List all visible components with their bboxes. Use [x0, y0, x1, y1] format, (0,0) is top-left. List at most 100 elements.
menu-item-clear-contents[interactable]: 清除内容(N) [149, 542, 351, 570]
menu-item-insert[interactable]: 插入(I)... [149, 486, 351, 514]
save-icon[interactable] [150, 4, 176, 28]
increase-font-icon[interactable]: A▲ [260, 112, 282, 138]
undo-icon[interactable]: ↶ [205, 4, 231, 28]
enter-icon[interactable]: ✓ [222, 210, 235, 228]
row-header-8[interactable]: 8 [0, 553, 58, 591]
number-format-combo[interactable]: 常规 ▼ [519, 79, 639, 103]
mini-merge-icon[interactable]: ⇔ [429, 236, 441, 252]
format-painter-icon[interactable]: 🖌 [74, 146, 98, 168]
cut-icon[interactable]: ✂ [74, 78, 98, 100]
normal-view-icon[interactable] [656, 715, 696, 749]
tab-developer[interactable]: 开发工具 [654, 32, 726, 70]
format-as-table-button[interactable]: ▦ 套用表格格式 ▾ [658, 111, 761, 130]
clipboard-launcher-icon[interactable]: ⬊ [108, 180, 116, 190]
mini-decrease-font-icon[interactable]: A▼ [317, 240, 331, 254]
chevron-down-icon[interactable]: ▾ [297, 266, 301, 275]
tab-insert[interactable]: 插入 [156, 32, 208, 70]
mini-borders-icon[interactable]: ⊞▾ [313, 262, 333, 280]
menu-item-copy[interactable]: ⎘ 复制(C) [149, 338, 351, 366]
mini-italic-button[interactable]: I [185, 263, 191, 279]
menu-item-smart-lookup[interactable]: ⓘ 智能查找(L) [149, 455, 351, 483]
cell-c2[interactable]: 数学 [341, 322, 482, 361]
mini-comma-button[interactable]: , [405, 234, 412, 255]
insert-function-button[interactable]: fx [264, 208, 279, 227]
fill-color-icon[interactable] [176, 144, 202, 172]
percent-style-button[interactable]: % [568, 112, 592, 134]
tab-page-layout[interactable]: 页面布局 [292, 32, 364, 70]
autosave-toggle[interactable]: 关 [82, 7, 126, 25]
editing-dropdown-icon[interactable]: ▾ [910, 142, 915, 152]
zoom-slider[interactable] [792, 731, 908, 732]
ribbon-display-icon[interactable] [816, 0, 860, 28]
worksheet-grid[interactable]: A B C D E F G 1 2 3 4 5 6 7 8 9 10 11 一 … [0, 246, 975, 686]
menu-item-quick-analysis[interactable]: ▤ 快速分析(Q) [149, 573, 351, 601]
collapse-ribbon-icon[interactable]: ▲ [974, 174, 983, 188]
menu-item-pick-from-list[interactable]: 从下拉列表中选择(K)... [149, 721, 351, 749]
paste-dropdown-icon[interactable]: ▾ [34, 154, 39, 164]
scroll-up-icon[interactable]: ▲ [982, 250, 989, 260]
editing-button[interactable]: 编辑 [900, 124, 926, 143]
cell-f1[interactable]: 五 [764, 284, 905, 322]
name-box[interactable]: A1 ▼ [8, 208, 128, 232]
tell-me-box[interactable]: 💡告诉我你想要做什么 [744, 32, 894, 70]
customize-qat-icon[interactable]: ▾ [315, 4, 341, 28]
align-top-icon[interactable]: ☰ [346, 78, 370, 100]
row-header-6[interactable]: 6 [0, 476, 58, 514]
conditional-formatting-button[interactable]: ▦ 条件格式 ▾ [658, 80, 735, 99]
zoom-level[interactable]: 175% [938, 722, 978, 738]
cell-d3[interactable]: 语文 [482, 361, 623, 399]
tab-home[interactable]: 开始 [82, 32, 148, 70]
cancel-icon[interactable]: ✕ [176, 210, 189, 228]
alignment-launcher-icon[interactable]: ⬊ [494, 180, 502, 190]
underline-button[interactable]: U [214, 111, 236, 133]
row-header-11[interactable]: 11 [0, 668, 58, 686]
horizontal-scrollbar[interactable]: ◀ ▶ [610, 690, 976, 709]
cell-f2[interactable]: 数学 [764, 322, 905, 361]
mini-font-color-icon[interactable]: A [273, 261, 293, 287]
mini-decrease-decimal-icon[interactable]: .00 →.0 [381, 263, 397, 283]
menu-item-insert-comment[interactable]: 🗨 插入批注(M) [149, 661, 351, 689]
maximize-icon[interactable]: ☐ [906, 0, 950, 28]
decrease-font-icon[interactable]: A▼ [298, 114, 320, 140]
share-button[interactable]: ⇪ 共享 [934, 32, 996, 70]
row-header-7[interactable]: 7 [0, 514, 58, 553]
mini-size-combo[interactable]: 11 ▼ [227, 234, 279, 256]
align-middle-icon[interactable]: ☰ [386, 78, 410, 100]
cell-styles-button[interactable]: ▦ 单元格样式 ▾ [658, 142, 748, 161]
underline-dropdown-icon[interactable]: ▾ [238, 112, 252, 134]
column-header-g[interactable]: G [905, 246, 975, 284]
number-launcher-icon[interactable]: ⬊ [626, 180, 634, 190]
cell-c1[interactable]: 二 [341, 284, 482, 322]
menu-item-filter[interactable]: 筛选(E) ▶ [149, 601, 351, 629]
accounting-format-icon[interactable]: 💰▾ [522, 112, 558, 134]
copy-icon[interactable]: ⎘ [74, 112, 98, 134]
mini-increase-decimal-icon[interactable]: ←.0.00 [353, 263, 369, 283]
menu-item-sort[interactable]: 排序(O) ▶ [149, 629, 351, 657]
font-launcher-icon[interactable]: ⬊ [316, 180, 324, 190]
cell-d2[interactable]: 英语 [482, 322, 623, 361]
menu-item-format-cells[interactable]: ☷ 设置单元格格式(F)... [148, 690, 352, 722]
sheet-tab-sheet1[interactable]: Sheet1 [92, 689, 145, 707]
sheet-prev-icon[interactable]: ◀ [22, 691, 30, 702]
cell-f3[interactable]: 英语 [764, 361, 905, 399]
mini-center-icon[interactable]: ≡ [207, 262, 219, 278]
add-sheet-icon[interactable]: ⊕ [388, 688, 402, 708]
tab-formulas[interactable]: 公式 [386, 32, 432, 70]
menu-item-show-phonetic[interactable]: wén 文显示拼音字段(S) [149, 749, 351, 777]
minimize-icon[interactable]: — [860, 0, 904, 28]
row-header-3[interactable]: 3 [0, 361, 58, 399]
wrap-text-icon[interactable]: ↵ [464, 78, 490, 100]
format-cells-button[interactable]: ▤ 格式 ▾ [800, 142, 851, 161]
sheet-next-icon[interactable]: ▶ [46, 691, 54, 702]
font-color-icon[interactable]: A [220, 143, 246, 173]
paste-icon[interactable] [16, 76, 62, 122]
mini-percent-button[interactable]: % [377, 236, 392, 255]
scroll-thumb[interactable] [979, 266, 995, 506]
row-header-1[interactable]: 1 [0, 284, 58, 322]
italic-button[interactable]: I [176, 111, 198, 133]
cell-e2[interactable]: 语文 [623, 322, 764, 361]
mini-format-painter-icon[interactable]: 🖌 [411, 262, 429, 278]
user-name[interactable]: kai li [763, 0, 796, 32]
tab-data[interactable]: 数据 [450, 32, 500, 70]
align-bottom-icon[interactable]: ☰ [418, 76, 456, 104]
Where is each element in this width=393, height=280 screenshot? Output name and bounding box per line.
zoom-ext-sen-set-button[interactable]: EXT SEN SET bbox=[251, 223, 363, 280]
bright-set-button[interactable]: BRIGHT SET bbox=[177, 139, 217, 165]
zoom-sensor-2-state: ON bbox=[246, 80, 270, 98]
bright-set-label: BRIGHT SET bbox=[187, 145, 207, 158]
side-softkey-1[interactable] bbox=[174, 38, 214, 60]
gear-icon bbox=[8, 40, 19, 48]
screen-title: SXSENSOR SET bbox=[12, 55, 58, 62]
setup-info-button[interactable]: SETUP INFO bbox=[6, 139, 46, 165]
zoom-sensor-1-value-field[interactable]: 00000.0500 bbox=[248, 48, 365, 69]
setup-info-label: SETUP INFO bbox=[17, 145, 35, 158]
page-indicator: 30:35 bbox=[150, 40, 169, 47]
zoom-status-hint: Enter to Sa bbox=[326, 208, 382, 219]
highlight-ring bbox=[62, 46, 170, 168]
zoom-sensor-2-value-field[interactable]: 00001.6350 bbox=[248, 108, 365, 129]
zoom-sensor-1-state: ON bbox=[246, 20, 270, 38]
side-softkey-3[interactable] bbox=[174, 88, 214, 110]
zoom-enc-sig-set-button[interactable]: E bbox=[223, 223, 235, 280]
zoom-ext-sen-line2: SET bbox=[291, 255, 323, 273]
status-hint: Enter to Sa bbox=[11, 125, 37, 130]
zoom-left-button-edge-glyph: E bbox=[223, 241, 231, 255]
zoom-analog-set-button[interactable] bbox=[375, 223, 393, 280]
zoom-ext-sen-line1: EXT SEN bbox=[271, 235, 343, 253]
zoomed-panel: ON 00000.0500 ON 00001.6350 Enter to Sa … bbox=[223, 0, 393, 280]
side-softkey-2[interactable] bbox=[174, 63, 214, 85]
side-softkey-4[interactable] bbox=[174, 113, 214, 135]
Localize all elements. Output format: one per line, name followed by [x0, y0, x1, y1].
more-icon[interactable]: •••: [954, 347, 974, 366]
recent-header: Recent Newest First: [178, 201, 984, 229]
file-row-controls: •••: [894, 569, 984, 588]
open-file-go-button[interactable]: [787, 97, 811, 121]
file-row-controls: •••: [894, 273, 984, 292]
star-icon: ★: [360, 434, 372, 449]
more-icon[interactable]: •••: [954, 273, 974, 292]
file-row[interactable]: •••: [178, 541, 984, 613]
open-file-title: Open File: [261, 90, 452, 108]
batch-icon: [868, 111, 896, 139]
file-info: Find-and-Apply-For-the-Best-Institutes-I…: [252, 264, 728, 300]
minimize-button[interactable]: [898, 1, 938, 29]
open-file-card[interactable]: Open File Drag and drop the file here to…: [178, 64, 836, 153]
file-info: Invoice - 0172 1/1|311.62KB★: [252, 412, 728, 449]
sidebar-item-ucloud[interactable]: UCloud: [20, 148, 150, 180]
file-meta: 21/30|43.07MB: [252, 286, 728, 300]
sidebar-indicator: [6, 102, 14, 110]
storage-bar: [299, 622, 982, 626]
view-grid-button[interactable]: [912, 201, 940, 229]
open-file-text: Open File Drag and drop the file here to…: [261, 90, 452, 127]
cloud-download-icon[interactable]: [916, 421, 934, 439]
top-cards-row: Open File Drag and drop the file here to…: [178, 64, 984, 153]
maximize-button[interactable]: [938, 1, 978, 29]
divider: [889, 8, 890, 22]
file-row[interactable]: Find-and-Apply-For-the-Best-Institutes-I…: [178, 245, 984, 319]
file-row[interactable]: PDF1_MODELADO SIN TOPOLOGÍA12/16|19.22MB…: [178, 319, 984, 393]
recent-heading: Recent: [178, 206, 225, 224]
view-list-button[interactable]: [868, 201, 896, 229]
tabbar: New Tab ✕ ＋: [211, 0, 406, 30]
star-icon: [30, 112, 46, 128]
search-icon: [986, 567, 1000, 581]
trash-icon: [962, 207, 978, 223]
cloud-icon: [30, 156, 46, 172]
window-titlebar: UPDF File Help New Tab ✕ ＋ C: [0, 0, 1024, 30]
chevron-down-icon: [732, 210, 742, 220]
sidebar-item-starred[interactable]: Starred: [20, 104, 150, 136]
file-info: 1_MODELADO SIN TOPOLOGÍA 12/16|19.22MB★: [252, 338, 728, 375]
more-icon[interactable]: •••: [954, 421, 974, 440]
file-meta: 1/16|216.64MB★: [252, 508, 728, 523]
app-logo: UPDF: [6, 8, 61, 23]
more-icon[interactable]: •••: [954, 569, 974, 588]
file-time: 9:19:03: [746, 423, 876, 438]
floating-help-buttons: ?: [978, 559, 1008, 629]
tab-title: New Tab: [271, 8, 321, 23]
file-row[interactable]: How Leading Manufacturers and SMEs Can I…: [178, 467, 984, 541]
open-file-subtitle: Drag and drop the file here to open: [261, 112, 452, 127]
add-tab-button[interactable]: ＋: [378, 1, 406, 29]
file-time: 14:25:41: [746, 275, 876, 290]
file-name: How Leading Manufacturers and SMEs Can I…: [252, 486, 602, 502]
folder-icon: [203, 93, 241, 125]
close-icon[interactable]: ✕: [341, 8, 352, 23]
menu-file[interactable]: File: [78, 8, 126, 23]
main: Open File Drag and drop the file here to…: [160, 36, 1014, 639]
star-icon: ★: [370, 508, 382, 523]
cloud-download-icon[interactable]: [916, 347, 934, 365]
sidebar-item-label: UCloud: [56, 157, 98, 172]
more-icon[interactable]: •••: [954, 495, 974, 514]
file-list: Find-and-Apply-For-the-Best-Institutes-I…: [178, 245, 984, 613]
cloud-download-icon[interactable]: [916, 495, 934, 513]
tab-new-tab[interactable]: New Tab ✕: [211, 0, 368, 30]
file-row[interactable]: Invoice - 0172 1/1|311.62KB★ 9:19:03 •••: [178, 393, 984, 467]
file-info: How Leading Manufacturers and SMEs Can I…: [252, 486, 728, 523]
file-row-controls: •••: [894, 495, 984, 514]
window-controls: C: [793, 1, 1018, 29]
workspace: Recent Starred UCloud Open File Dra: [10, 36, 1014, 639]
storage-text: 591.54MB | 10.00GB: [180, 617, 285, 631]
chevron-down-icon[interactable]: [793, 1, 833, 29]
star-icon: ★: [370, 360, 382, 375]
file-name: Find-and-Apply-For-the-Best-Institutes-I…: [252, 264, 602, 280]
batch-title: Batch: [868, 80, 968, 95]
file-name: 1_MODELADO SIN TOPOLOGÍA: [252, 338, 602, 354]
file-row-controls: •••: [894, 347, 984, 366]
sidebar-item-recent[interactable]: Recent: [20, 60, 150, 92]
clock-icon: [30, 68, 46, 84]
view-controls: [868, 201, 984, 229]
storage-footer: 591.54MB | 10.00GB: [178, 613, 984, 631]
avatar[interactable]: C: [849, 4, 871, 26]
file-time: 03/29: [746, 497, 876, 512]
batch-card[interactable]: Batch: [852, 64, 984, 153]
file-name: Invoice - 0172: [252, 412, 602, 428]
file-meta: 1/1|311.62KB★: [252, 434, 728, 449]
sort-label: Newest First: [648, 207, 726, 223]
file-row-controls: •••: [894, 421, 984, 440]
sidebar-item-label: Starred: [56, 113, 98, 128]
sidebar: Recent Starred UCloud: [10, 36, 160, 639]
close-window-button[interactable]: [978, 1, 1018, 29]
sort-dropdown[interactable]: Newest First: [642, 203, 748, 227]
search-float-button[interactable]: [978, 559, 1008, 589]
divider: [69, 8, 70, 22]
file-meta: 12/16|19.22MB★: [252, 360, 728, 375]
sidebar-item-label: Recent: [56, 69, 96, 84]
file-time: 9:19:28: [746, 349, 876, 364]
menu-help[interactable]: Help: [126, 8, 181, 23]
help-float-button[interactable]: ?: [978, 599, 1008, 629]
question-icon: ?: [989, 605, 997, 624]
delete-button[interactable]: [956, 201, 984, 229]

_Task brief_
Can you repeat, word for word, the lines of the material from the very first line through the line containing "tab-developer[interactable]: 开发工具 [654, 32, 726, 70]", with both of those lines included?

_Solution_
List all visible components with their bboxes. Use [x0, y0, x1, y1] format, (0,0) is top-left. List at most 100 elements.
menu-item-clear-contents[interactable]: 清除内容(N) [149, 542, 351, 570]
menu-item-insert[interactable]: 插入(I)... [149, 486, 351, 514]
save-icon[interactable] [150, 4, 176, 28]
increase-font-icon[interactable]: A▲ [260, 112, 282, 138]
undo-icon[interactable]: ↶ [205, 4, 231, 28]
enter-icon[interactable]: ✓ [222, 210, 235, 228]
row-header-8[interactable]: 8 [0, 553, 58, 591]
number-format-combo[interactable]: 常规 ▼ [519, 79, 639, 103]
mini-merge-icon[interactable]: ⇔ [429, 236, 441, 252]
format-painter-icon[interactable]: 🖌 [74, 146, 98, 168]
cut-icon[interactable]: ✂ [74, 78, 98, 100]
normal-view-icon[interactable] [656, 715, 696, 749]
tab-developer[interactable]: 开发工具 [654, 32, 726, 70]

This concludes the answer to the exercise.